- [PROBLEM TO SOLVE]
Please report every line from the material that contains the word "JSON".

- [RECORD SET]
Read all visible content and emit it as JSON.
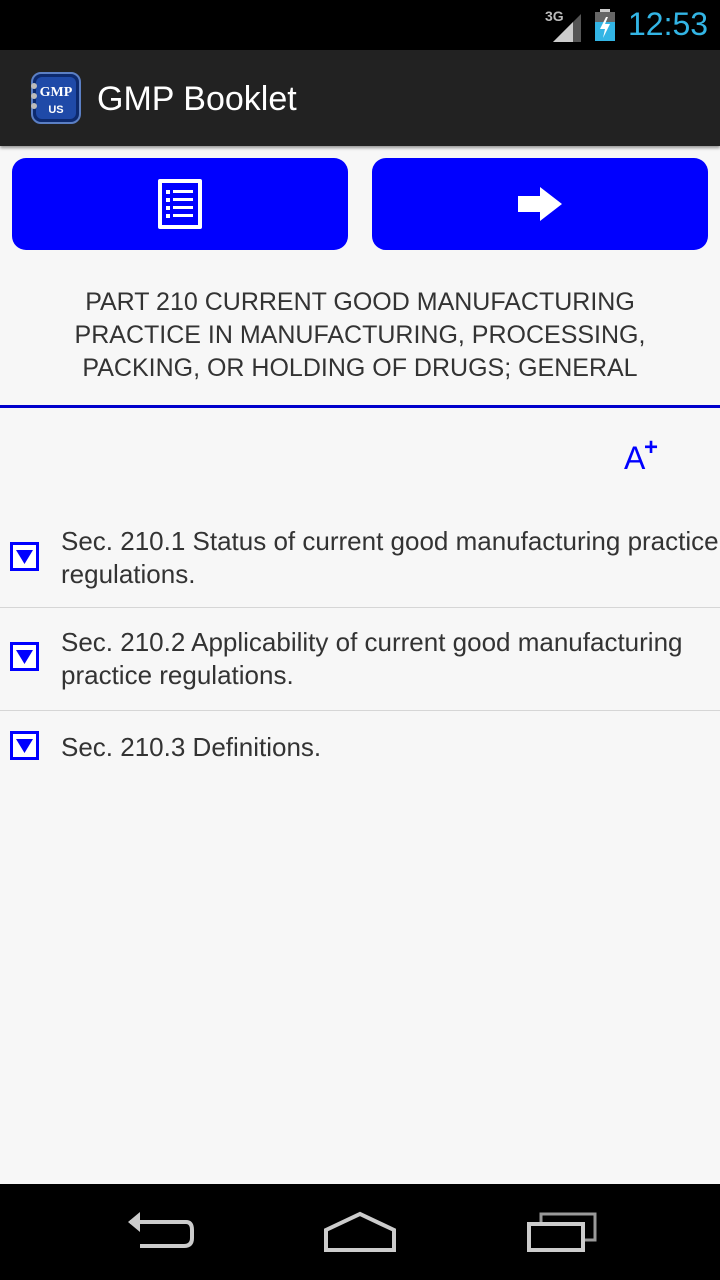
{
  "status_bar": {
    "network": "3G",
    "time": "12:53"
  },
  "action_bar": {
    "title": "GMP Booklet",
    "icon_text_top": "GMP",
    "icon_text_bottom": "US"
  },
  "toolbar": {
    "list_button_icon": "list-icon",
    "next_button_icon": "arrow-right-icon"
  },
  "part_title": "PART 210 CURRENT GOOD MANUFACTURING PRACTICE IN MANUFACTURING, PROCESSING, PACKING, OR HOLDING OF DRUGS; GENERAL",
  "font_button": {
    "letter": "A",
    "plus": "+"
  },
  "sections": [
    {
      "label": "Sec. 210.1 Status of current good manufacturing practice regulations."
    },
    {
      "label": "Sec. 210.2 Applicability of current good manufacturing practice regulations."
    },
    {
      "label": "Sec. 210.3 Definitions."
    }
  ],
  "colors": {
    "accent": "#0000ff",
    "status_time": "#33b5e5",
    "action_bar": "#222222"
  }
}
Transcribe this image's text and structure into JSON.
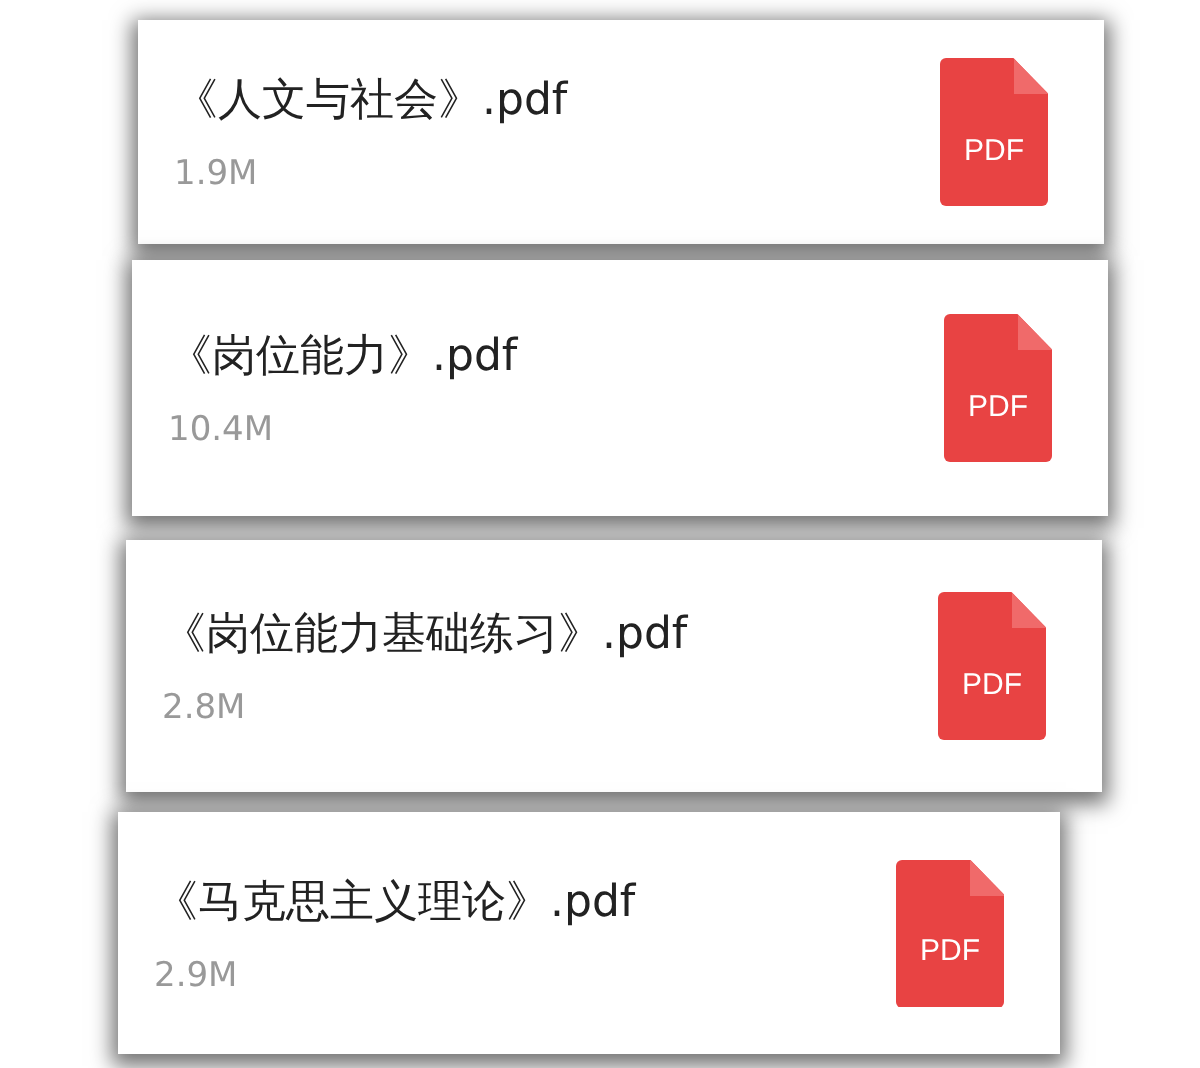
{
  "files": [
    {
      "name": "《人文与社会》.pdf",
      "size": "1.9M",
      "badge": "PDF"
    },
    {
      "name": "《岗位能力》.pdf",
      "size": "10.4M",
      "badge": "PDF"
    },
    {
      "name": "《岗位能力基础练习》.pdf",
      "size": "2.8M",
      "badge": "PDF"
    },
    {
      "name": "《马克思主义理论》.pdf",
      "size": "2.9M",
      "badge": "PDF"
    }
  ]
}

- [ANSWER TO THE PROBLEM]
Read all visible content and emit it as JSON.
Transcribe this image's text and structure into JSON.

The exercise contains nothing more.